>> start RAW RECORDS
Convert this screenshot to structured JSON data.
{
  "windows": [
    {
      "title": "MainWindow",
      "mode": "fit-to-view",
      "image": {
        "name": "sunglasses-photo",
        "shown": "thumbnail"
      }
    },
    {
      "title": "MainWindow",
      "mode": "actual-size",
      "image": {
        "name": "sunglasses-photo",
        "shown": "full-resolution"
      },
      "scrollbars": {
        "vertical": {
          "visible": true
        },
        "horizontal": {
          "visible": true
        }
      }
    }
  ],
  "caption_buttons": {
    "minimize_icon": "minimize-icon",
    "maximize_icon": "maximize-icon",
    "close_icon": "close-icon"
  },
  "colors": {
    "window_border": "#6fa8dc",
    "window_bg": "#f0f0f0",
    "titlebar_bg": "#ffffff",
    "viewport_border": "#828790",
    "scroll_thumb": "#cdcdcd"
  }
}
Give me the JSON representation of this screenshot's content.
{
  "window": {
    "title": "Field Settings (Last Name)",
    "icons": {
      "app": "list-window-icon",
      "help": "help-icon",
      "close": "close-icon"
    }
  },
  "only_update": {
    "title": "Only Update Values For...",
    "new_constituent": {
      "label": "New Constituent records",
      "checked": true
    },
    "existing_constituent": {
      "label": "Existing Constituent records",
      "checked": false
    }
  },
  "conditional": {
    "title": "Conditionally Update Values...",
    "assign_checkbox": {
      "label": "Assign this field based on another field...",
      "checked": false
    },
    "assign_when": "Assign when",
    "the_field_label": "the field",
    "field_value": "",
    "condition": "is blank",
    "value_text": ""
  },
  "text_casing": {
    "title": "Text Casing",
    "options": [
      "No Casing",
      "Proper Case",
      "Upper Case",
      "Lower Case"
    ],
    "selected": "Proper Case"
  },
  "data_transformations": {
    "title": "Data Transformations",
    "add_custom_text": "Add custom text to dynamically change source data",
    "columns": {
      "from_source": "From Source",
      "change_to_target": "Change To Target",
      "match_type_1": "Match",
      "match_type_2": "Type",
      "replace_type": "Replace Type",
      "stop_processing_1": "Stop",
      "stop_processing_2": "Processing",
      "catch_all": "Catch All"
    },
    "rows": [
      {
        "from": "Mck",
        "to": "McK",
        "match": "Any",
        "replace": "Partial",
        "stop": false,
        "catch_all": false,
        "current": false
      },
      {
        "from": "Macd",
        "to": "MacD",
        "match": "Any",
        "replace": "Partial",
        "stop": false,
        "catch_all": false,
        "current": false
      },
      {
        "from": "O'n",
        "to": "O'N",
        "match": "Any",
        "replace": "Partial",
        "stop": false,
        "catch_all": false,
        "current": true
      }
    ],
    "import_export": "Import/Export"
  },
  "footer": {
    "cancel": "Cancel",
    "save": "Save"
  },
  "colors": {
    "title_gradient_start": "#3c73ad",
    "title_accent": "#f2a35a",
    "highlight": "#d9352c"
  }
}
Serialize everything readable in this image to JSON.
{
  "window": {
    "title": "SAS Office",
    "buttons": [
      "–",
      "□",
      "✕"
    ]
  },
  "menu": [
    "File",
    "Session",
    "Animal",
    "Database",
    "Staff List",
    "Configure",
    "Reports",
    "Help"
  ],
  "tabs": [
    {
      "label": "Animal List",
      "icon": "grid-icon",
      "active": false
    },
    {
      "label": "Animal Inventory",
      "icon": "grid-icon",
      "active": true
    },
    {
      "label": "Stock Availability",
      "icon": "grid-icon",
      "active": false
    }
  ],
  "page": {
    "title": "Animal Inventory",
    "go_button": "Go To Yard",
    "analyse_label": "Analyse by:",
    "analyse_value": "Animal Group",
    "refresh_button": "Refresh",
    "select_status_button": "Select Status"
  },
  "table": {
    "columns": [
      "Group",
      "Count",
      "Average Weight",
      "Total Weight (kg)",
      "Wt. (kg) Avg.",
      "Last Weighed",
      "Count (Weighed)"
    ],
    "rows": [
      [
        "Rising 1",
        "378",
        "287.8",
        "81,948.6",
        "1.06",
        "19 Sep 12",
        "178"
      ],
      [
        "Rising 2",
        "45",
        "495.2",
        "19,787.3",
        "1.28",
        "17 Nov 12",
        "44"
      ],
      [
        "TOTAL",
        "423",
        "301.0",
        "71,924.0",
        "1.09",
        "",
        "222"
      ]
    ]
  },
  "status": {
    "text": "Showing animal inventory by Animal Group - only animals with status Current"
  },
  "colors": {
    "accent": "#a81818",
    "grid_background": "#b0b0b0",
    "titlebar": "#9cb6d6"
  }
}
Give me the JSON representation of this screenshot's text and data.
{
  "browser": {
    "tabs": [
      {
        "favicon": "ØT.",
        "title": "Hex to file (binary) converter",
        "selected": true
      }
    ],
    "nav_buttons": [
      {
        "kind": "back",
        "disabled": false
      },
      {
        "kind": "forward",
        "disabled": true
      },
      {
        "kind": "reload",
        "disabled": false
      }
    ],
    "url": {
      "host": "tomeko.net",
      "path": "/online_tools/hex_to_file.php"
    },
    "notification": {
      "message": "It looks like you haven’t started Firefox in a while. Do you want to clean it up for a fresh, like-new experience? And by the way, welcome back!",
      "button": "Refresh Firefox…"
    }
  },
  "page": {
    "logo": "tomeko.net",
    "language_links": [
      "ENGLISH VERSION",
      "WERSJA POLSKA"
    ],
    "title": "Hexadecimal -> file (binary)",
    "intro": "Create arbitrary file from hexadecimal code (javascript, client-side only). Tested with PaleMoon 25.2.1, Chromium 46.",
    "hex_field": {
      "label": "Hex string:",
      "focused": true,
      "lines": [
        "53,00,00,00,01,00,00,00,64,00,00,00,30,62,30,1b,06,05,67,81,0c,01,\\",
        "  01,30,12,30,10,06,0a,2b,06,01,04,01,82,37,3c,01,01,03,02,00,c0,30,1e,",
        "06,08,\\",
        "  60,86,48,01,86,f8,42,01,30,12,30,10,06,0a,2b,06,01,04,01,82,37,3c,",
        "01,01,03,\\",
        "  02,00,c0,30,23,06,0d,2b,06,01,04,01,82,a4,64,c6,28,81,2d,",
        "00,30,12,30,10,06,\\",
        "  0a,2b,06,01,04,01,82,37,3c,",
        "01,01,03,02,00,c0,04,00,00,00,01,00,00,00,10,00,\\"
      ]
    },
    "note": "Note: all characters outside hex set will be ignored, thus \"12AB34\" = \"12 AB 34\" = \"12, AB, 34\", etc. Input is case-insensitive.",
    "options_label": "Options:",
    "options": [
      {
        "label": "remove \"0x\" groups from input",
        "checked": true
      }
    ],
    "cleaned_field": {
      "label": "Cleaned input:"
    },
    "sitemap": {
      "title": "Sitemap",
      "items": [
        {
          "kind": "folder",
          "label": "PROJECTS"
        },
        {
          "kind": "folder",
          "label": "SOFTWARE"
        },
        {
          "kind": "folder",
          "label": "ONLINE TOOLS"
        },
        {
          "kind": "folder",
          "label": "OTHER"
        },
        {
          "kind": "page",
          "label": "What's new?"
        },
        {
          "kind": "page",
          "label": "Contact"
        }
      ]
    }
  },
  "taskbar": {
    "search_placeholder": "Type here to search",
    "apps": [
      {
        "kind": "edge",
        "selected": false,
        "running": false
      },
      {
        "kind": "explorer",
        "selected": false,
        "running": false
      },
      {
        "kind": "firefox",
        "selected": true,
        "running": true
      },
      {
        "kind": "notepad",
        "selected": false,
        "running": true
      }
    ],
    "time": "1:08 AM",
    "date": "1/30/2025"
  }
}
>> end RAW RECORDS
THE EXERCISE:
Copy out each line of the data containing the string "Last".

FINAL RESULT:
    "title": "Field Settings (Last Name)",
      "Last Weighed",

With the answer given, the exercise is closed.